» What you should do:
Below are records; state how many of their lines hold the word "далее", and give only the figure.

» Source data:
* * * *
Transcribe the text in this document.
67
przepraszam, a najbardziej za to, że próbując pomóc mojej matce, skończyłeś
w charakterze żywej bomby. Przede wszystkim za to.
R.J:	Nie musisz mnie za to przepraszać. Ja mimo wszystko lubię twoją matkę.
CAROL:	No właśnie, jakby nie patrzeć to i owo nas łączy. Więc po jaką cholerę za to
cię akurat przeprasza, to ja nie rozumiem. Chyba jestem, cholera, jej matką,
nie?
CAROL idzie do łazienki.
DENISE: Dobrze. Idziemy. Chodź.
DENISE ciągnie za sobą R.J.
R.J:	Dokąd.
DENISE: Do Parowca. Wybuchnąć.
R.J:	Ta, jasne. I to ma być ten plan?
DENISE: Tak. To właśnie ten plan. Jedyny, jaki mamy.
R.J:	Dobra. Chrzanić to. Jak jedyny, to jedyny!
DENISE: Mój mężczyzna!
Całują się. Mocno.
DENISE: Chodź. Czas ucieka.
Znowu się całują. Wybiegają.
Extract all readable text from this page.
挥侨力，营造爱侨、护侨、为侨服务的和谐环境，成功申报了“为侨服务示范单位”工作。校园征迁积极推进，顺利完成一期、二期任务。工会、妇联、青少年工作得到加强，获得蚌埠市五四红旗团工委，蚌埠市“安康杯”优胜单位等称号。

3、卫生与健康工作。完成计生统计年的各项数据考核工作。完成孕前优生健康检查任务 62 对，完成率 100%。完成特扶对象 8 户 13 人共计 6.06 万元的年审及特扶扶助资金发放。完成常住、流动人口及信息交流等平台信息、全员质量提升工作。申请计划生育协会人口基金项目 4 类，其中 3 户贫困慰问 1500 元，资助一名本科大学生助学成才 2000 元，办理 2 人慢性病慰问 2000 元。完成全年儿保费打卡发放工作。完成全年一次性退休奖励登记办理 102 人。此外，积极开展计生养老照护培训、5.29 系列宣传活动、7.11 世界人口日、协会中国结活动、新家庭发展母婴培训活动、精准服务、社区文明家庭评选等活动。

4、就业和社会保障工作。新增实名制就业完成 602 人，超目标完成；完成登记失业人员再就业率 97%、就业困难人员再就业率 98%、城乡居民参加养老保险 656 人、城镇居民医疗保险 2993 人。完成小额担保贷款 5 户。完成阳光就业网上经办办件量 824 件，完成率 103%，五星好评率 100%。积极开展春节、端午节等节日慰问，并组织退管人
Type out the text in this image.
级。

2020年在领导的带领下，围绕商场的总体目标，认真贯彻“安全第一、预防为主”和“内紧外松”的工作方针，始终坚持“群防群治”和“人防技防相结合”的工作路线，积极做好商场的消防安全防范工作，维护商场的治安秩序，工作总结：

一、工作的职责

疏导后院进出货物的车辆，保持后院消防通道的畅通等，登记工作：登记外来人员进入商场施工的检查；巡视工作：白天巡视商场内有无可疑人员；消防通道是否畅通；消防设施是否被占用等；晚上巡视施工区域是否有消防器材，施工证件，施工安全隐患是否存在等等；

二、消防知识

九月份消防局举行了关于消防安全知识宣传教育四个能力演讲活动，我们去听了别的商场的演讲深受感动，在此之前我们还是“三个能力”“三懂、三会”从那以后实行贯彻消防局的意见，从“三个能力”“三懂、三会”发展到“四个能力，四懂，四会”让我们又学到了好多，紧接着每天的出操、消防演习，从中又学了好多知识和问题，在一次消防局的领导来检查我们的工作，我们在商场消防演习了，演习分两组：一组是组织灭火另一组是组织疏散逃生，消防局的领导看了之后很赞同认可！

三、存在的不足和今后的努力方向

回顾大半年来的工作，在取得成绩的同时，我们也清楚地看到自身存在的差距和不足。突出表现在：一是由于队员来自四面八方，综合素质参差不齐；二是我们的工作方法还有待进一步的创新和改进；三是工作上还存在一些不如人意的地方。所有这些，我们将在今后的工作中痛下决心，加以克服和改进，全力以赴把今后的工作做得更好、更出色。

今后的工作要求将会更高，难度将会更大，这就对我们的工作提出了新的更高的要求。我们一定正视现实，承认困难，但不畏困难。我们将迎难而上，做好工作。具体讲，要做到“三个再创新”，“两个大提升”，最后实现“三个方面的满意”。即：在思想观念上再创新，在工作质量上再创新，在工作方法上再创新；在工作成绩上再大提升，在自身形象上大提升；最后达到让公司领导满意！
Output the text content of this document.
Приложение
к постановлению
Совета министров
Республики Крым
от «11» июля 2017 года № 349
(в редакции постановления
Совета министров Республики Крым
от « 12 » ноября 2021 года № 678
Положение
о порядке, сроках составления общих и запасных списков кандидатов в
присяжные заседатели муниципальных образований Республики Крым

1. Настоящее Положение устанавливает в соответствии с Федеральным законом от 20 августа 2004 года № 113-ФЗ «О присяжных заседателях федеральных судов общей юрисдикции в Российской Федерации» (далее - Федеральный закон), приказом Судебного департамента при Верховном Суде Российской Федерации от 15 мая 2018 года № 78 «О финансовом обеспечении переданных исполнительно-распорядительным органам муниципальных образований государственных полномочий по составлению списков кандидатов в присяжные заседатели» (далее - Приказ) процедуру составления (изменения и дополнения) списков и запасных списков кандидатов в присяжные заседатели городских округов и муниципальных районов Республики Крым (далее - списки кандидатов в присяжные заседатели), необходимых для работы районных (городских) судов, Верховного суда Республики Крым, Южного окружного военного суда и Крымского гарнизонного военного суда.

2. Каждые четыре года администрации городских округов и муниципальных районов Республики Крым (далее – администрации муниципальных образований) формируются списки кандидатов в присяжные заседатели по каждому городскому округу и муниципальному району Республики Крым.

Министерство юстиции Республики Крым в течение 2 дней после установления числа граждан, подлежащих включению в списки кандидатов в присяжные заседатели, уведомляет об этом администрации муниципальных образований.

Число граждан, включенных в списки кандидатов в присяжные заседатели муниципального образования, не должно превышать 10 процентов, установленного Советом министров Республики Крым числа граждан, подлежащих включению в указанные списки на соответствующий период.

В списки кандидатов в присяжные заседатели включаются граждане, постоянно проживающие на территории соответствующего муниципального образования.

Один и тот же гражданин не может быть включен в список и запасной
* * * *
» Complete output:
2